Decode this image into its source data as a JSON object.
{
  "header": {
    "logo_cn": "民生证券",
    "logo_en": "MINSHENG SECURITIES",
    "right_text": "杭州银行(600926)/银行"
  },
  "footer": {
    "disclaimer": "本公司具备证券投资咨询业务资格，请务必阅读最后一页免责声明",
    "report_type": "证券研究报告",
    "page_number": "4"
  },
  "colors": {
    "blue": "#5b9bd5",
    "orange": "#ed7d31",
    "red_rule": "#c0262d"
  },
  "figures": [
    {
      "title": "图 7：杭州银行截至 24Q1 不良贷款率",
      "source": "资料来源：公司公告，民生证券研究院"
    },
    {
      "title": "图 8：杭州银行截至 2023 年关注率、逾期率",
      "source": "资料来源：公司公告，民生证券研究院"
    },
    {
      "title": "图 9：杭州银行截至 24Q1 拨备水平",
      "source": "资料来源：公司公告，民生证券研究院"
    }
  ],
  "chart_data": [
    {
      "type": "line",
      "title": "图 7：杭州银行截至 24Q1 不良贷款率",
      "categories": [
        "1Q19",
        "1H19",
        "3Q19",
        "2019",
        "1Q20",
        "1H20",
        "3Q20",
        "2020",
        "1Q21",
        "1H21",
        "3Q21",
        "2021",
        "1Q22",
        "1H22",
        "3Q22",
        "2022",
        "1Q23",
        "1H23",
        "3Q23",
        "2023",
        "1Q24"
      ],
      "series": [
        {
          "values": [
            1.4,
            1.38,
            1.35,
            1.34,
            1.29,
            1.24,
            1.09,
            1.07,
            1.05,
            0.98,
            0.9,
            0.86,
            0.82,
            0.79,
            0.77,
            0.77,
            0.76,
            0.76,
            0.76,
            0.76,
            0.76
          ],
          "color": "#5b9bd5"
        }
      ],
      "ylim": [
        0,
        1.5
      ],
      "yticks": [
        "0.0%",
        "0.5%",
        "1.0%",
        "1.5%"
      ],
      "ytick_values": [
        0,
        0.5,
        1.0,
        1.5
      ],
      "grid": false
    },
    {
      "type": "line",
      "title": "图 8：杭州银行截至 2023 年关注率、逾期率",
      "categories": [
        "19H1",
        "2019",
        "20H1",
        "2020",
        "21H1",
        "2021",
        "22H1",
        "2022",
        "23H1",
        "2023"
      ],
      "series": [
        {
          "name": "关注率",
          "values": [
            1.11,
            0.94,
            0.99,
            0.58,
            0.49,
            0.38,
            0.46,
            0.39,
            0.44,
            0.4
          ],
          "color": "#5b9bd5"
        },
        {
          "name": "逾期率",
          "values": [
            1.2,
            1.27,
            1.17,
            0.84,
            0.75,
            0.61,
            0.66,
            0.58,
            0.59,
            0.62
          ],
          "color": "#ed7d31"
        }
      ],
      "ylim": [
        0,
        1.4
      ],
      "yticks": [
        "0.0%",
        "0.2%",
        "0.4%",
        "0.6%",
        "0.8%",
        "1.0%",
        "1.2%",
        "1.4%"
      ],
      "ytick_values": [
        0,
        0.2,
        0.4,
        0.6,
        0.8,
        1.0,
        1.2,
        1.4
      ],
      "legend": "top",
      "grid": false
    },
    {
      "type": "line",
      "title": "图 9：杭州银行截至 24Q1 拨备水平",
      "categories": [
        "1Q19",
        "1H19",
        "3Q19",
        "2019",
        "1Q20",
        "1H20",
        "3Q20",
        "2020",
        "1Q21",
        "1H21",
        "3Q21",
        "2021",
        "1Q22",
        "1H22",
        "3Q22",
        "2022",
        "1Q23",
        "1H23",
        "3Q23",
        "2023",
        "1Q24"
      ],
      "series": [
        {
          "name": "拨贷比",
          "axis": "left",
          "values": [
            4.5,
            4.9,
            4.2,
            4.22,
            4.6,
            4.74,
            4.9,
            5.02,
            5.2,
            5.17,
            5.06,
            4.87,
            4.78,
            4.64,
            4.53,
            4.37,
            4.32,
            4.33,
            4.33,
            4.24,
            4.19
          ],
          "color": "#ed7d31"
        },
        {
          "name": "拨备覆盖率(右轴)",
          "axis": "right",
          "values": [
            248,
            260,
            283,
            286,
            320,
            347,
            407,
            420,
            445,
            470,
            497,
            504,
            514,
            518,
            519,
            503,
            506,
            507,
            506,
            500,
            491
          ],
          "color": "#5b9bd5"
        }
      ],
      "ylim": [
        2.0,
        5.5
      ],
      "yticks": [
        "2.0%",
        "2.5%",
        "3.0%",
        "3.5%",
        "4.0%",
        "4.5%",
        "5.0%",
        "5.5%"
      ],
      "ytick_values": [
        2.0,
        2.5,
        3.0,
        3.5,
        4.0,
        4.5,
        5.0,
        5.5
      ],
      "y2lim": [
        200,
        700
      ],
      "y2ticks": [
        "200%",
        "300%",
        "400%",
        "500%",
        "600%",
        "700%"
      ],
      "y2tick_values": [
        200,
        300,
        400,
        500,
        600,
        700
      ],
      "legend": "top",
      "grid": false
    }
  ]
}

====

Write out the listing once more, matching it exactly.

Decode this image into its source data as a JSON object.
{
  "header": {
    "logo_cn": "民生证券",
    "logo_en": "MINSHENG SECURITIES",
    "right_text": "杭州银行(600926)/银行"
  },
  "footer": {
    "disclaimer": "本公司具备证券投资咨询业务资格，请务必阅读最后一页免责声明",
    "report_type": "证券研究报告",
    "page_number": "4"
  },
  "colors": {
    "blue": "#5b9bd5",
    "orange": "#ed7d31",
    "red_rule": "#c0262d"
  },
  "figures": [
    {
      "title": "图 7：杭州银行截至 24Q1 不良贷款率",
      "source": "资料来源：公司公告，民生证券研究院"
    },
    {
      "title": "图 8：杭州银行截至 2023 年关注率、逾期率",
      "source": "资料来源：公司公告，民生证券研究院"
    },
    {
      "title": "图 9：杭州银行截至 24Q1 拨备水平",
      "source": "资料来源：公司公告，民生证券研究院"
    }
  ],
  "chart_data": [
    {
      "type": "line",
      "title": "图 7：杭州银行截至 24Q1 不良贷款率",
      "categories": [
        "1Q19",
        "1H19",
        "3Q19",
        "2019",
        "1Q20",
        "1H20",
        "3Q20",
        "2020",
        "1Q21",
        "1H21",
        "3Q21",
        "2021",
        "1Q22",
        "1H22",
        "3Q22",
        "2022",
        "1Q23",
        "1H23",
        "3Q23",
        "2023",
        "1Q24"
      ],
      "series": [
        {
          "values": [
            1.4,
            1.38,
            1.35,
            1.34,
            1.29,
            1.24,
            1.09,
            1.07,
            1.05,
            0.98,
            0.9,
            0.86,
            0.82,
            0.79,
            0.77,
            0.77,
            0.76,
            0.76,
            0.76,
            0.76,
            0.76
          ],
          "color": "#5b9bd5"
        }
      ],
      "ylim": [
        0,
        1.5
      ],
      "yticks": [
        "0.0%",
        "0.5%",
        "1.0%",
        "1.5%"
      ],
      "ytick_values": [
        0,
        0.5,
        1.0,
        1.5
      ],
      "grid": false
    },
    {
      "type": "line",
      "title": "图 8：杭州银行截至 2023 年关注率、逾期率",
      "categories": [
        "19H1",
        "2019",
        "20H1",
        "2020",
        "21H1",
        "2021",
        "22H1",
        "2022",
        "23H1",
        "2023"
      ],
      "series": [
        {
          "name": "关注率",
          "values": [
            1.11,
            0.94,
            0.99,
            0.58,
            0.49,
            0.38,
            0.46,
            0.39,
            0.44,
            0.4
          ],
          "color": "#5b9bd5"
        },
        {
          "name": "逾期率",
          "values": [
            1.2,
            1.27,
            1.17,
            0.84,
            0.75,
            0.61,
            0.66,
            0.58,
            0.59,
            0.62
          ],
          "color": "#ed7d31"
        }
      ],
      "ylim": [
        0,
        1.4
      ],
      "yticks": [
        "0.0%",
        "0.2%",
        "0.4%",
        "0.6%",
        "0.8%",
        "1.0%",
        "1.2%",
        "1.4%"
      ],
      "ytick_values": [
        0,
        0.2,
        0.4,
        0.6,
        0.8,
        1.0,
        1.2,
        1.4
      ],
      "legend": "top",
      "grid": false
    },
    {
      "type": "line",
      "title": "图 9：杭州银行截至 24Q1 拨备水平",
      "categories": [
        "1Q19",
        "1H19",
        "3Q19",
        "2019",
        "1Q20",
        "1H20",
        "3Q20",
        "2020",
        "1Q21",
        "1H21",
        "3Q21",
        "2021",
        "1Q22",
        "1H22",
        "3Q22",
        "2022",
        "1Q23",
        "1H23",
        "3Q23",
        "2023",
        "1Q24"
      ],
      "series": [
        {
          "name": "拨贷比",
          "axis": "left",
          "values": [
            4.5,
            4.9,
            4.2,
            4.22,
            4.6,
            4.74,
            4.9,
            5.02,
            5.2,
            5.17,
            5.06,
            4.87,
            4.78,
            4.64,
            4.53,
            4.37,
            4.32,
            4.33,
            4.33,
            4.24,
            4.19
          ],
          "color": "#ed7d31"
        },
        {
          "name": "拨备覆盖率(右轴)",
          "axis": "right",
          "values": [
            248,
            260,
            283,
            286,
            320,
            347,
            407,
            420,
            445,
            470,
            497,
            504,
            514,
            518,
            519,
            503,
            506,
            507,
            506,
            500,
            491
          ],
          "color": "#5b9bd5"
        }
      ],
      "ylim": [
        2.0,
        5.5
      ],
      "yticks": [
        "2.0%",
        "2.5%",
        "3.0%",
        "3.5%",
        "4.0%",
        "4.5%",
        "5.0%",
        "5.5%"
      ],
      "ytick_values": [
        2.0,
        2.5,
        3.0,
        3.5,
        4.0,
        4.5,
        5.0,
        5.5
      ],
      "y2lim": [
        200,
        700
      ],
      "y2ticks": [
        "200%",
        "300%",
        "400%",
        "500%",
        "600%",
        "700%"
      ],
      "y2tick_values": [
        200,
        300,
        400,
        500,
        600,
        700
      ],
      "legend": "top",
      "grid": false
    }
  ]
}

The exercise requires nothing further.